- [TASK BRIEF]
Copy every line from the material below that holds "vous".

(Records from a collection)

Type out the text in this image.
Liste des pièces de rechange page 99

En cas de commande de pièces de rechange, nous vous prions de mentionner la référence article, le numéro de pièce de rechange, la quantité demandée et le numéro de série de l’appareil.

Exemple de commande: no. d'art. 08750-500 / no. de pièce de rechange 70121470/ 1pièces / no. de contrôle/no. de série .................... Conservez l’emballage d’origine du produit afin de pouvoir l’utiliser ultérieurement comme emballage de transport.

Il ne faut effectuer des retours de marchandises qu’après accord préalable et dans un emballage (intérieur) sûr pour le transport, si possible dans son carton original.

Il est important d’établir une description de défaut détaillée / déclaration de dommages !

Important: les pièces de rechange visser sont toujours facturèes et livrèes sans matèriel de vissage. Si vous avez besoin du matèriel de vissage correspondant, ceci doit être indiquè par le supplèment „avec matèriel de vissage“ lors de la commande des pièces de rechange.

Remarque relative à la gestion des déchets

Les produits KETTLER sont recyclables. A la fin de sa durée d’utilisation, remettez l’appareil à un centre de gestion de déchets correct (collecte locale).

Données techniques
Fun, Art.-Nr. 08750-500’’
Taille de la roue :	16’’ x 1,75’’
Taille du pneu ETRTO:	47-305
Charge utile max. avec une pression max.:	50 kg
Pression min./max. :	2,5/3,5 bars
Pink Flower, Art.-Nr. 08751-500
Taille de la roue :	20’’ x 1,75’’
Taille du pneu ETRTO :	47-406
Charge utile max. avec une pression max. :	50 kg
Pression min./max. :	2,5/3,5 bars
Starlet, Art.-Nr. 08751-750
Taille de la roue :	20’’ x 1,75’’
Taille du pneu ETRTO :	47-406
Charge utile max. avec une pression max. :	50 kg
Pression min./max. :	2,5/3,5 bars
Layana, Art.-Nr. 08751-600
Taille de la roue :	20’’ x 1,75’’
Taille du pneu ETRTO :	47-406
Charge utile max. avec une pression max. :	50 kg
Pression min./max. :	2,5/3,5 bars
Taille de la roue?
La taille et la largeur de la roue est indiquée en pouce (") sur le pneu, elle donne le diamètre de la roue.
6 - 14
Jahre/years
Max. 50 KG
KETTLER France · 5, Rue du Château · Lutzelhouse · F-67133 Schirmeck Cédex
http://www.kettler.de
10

--

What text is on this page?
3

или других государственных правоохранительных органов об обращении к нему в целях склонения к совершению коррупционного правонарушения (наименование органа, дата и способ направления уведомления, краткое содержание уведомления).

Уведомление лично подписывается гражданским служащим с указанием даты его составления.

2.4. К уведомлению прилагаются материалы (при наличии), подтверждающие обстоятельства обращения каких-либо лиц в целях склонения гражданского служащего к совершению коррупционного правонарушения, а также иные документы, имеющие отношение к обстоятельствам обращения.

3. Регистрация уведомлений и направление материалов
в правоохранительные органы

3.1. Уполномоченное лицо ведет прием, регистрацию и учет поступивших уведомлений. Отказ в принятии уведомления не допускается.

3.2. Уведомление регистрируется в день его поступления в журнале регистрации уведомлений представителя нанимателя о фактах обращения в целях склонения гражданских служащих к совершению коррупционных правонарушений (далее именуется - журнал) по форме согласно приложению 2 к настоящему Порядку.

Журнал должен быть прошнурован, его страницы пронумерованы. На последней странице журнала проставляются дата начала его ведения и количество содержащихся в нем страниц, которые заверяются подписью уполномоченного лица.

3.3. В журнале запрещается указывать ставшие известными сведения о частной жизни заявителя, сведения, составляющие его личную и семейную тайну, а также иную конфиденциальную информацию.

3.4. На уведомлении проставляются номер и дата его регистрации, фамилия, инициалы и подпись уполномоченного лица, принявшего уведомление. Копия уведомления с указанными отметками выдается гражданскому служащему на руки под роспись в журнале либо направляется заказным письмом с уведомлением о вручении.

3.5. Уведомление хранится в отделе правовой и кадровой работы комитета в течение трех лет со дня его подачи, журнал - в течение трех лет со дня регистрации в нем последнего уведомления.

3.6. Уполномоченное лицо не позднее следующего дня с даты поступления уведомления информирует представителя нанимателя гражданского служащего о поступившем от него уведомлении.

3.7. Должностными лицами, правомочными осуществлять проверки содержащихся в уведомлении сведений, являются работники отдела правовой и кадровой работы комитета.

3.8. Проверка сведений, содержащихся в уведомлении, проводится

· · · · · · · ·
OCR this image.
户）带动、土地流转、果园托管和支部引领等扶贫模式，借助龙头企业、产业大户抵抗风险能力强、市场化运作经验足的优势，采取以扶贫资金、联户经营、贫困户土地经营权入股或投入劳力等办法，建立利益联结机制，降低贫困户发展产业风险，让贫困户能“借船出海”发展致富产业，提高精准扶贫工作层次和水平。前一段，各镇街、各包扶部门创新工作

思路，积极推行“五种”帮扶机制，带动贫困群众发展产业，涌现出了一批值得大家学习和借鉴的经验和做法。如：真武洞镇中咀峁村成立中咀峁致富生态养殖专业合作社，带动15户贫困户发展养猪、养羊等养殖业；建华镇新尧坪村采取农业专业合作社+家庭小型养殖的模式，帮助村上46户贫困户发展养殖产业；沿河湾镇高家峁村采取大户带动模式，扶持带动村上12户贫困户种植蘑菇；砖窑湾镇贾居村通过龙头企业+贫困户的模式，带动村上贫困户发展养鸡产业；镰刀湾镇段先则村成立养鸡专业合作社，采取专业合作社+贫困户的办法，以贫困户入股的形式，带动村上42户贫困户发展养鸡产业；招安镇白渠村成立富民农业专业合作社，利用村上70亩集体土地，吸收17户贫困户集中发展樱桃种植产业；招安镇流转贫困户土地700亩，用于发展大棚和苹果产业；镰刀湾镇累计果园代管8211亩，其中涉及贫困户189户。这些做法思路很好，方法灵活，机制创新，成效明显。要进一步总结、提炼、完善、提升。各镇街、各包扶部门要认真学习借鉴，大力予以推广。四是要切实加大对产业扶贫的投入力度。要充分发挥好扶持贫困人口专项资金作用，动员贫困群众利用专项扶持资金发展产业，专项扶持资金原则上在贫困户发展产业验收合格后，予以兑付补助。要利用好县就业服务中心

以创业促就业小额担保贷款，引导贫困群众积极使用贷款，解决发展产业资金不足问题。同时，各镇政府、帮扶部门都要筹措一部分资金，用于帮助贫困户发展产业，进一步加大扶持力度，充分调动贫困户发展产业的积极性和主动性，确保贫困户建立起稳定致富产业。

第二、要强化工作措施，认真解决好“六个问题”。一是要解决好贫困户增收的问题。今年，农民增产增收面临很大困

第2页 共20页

- [SOLUTION]
En cas de commande de pièces de rechange, nous vous prions de mentionner la référence article, le numéro de pièce de rechange, la quantité demandée et le numéro de série de l’appareil.
Important: les pièces de rechange visser sont toujours facturèes et livrèes sans matèriel de vissage. Si vous avez besoin du matèriel de vissage correspondant, ceci doit être indiquè par le supplèment „avec matèriel de vissage“ lors de la commande des pièces de rechange.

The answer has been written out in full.